(GOAL OF THE EXERCISE): Below are some records; return each one exactly.

** BEGIN DATA SHOWN **

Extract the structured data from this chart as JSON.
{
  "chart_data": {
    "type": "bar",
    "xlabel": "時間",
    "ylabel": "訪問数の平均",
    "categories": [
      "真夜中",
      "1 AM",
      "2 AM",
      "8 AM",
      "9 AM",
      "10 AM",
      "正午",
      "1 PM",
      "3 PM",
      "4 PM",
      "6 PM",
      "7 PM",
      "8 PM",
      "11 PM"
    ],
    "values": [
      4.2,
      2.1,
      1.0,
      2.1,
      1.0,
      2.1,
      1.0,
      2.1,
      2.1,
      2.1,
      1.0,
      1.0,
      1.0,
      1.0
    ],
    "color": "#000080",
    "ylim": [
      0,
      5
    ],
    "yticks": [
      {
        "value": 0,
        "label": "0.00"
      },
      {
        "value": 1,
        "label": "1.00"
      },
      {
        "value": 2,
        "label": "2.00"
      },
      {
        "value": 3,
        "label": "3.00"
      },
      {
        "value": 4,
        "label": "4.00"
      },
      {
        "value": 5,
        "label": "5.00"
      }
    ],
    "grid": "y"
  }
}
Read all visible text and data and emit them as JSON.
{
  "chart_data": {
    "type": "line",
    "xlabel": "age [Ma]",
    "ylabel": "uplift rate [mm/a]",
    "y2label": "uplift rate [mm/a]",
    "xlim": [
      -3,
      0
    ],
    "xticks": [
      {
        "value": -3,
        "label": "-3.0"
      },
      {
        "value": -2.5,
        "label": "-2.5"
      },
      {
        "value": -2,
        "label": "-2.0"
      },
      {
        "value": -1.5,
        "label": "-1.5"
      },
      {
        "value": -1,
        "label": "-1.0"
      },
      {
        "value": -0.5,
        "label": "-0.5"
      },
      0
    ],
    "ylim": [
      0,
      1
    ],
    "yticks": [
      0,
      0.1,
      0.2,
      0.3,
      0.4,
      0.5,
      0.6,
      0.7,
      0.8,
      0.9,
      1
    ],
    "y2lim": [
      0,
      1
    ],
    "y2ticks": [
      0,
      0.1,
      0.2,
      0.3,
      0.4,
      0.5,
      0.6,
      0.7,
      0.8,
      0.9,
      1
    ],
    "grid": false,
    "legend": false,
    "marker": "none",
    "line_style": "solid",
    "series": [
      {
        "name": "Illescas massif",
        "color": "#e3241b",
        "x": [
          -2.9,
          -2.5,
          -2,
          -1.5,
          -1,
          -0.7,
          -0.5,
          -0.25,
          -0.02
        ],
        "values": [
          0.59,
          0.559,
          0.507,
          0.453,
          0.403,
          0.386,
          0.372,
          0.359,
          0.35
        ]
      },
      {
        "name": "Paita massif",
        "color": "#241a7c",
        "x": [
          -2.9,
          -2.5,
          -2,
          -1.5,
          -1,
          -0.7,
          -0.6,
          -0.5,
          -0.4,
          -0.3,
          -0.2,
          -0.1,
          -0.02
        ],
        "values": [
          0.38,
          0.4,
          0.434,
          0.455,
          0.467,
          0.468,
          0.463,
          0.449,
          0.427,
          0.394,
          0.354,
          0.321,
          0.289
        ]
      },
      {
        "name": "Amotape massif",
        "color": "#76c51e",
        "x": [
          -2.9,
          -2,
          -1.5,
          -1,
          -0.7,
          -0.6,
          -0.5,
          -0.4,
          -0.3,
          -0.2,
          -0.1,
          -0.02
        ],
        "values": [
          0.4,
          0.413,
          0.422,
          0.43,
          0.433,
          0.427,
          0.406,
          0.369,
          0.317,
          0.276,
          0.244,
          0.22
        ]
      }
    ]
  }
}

** END DATA SHOWN **

(EXERCISE RESPONSE):
Extract the structured data from this chart as JSON.
{
  "chart_data": {
    "type": "bar",
    "xlabel": "時間",
    "ylabel": "訪問数の平均",
    "categories": [
      "真夜中",
      "1 AM",
      "2 AM",
      "8 AM",
      "9 AM",
      "10 AM",
      "正午",
      "1 PM",
      "3 PM",
      "4 PM",
      "6 PM",
      "7 PM",
      "8 PM",
      "11 PM"
    ],
    "values": [
      4.2,
      2.1,
      1.0,
      2.1,
      1.0,
      2.1,
      1.0,
      2.1,
      2.1,
      2.1,
      1.0,
      1.0,
      1.0,
      1.0
    ],
    "color": "#000080",
    "ylim": [
      0,
      5
    ],
    "yticks": [
      {
        "value": 0,
        "label": "0.00"
      },
      {
        "value": 1,
        "label": "1.00"
      },
      {
        "value": 2,
        "label": "2.00"
      },
      {
        "value": 3,
        "label": "3.00"
      },
      {
        "value": 4,
        "label": "4.00"
      },
      {
        "value": 5,
        "label": "5.00"
      }
    ],
    "grid": "y"
  }
}
Read all visible text and data and emit them as JSON.
{
  "chart_data": {
    "type": "line",
    "xlabel": "age [Ma]",
    "ylabel": "uplift rate [mm/a]",
    "y2label": "uplift rate [mm/a]",
    "xlim": [
      -3,
      0
    ],
    "xticks": [
      {
        "value": -3,
        "label": "-3.0"
      },
      {
        "value": -2.5,
        "label": "-2.5"
      },
      {
        "value": -2,
        "label": "-2.0"
      },
      {
        "value": -1.5,
        "label": "-1.5"
      },
      {
        "value": -1,
        "label": "-1.0"
      },
      {
        "value": -0.5,
        "label": "-0.5"
      },
      0
    ],
    "ylim": [
      0,
      1
    ],
    "yticks": [
      0,
      0.1,
      0.2,
      0.3,
      0.4,
      0.5,
      0.6,
      0.7,
      0.8,
      0.9,
      1
    ],
    "y2lim": [
      0,
      1
    ],
    "y2ticks": [
      0,
      0.1,
      0.2,
      0.3,
      0.4,
      0.5,
      0.6,
      0.7,
      0.8,
      0.9,
      1
    ],
    "grid": false,
    "legend": false,
    "marker": "none",
    "line_style": "solid",
    "series": [
      {
        "name": "Illescas massif",
        "color": "#e3241b",
        "x": [
          -2.9,
          -2.5,
          -2,
          -1.5,
          -1,
          -0.7,
          -0.5,
          -0.25,
          -0.02
        ],
        "values": [
          0.59,
          0.559,
          0.507,
          0.453,
          0.403,
          0.386,
          0.372,
          0.359,
          0.35
        ]
      },
      {
        "name": "Paita massif",
        "color": "#241a7c",
        "x": [
          -2.9,
          -2.5,
          -2,
          -1.5,
          -1,
          -0.7,
          -0.6,
          -0.5,
          -0.4,
          -0.3,
          -0.2,
          -0.1,
          -0.02
        ],
        "values": [
          0.38,
          0.4,
          0.434,
          0.455,
          0.467,
          0.468,
          0.463,
          0.449,
          0.427,
          0.394,
          0.354,
          0.321,
          0.289
        ]
      },
      {
        "name": "Amotape massif",
        "color": "#76c51e",
        "x": [
          -2.9,
          -2,
          -1.5,
          -1,
          -0.7,
          -0.6,
          -0.5,
          -0.4,
          -0.3,
          -0.2,
          -0.1,
          -0.02
        ],
        "values": [
          0.4,
          0.413,
          0.422,
          0.43,
          0.433,
          0.427,
          0.406,
          0.369,
          0.317,
          0.276,
          0.244,
          0.22
        ]
      }
    ]
  }
}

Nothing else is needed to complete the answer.